Job:
Return every line of the records below verbatim, with no pictures in the copy.

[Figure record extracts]

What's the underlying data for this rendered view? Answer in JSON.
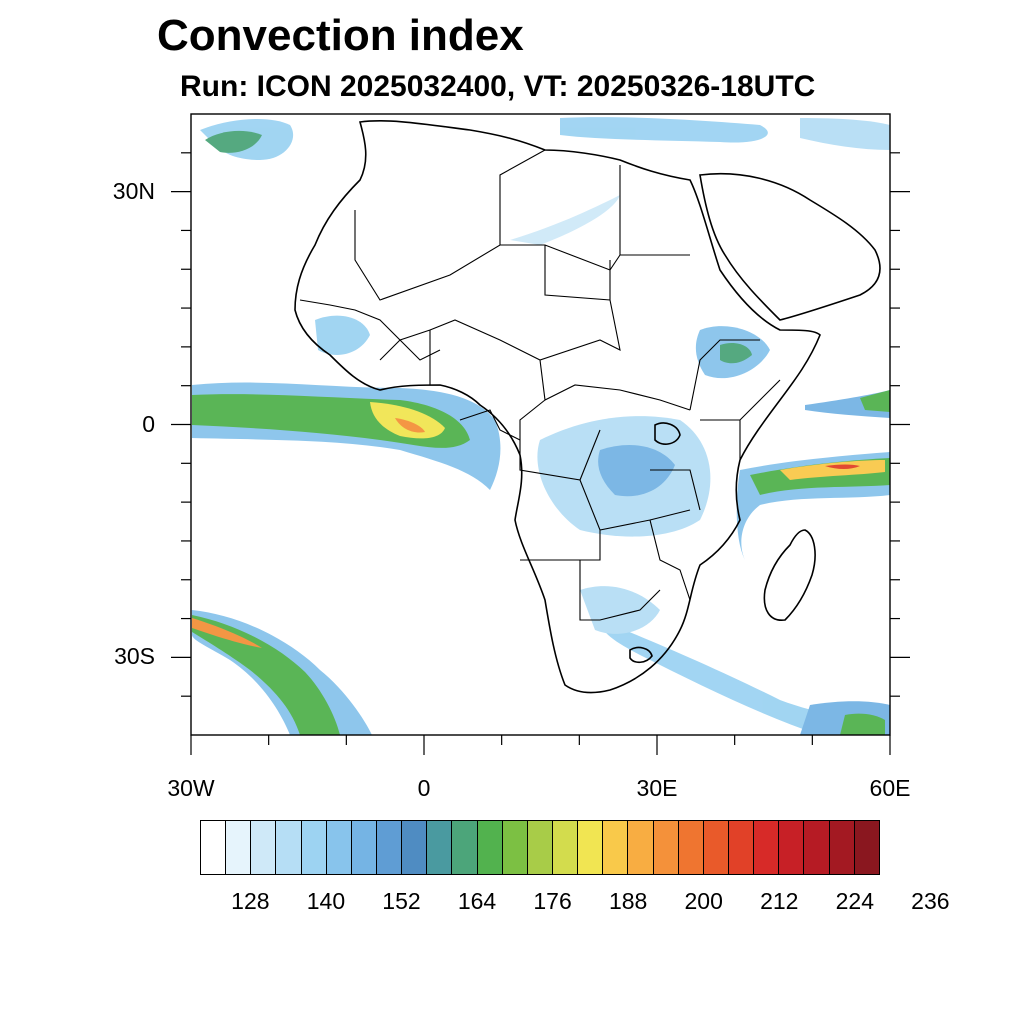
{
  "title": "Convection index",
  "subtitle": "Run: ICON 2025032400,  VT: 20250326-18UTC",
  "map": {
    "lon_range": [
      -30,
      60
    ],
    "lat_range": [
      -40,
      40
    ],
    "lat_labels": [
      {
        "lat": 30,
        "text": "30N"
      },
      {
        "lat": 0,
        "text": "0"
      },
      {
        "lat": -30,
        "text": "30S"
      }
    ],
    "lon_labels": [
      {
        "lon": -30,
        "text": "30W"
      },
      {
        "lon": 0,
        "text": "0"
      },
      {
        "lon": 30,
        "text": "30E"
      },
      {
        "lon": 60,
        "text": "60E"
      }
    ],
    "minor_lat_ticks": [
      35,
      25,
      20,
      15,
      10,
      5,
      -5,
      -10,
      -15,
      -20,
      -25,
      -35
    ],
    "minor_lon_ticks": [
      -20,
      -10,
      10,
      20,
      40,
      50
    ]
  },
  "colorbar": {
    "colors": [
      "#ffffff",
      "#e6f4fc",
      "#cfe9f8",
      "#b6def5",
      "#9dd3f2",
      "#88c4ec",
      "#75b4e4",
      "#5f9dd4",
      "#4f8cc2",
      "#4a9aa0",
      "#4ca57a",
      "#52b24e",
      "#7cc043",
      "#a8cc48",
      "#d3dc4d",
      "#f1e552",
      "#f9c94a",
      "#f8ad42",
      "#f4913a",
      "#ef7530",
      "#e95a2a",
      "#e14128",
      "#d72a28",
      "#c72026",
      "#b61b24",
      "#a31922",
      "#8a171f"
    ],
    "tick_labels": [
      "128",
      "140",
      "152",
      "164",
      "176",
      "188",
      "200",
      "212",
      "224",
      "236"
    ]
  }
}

Exercise result:
What's the underlying data for this rendered view? Answer in JSON.
{
  "title": "Convection index",
  "subtitle": "Run: ICON 2025032400,  VT: 20250326-18UTC",
  "map": {
    "lon_range": [
      -30,
      60
    ],
    "lat_range": [
      -40,
      40
    ],
    "lat_labels": [
      {
        "lat": 30,
        "text": "30N"
      },
      {
        "lat": 0,
        "text": "0"
      },
      {
        "lat": -30,
        "text": "30S"
      }
    ],
    "lon_labels": [
      {
        "lon": -30,
        "text": "30W"
      },
      {
        "lon": 0,
        "text": "0"
      },
      {
        "lon": 30,
        "text": "30E"
      },
      {
        "lon": 60,
        "text": "60E"
      }
    ],
    "minor_lat_ticks": [
      35,
      25,
      20,
      15,
      10,
      5,
      -5,
      -10,
      -15,
      -20,
      -25,
      -35
    ],
    "minor_lon_ticks": [
      -20,
      -10,
      10,
      20,
      40,
      50
    ]
  },
  "colorbar": {
    "colors": [
      "#ffffff",
      "#e6f4fc",
      "#cfe9f8",
      "#b6def5",
      "#9dd3f2",
      "#88c4ec",
      "#75b4e4",
      "#5f9dd4",
      "#4f8cc2",
      "#4a9aa0",
      "#4ca57a",
      "#52b24e",
      "#7cc043",
      "#a8cc48",
      "#d3dc4d",
      "#f1e552",
      "#f9c94a",
      "#f8ad42",
      "#f4913a",
      "#ef7530",
      "#e95a2a",
      "#e14128",
      "#d72a28",
      "#c72026",
      "#b61b24",
      "#a31922",
      "#8a171f"
    ],
    "tick_labels": [
      "128",
      "140",
      "152",
      "164",
      "176",
      "188",
      "200",
      "212",
      "224",
      "236"
    ]
  }
}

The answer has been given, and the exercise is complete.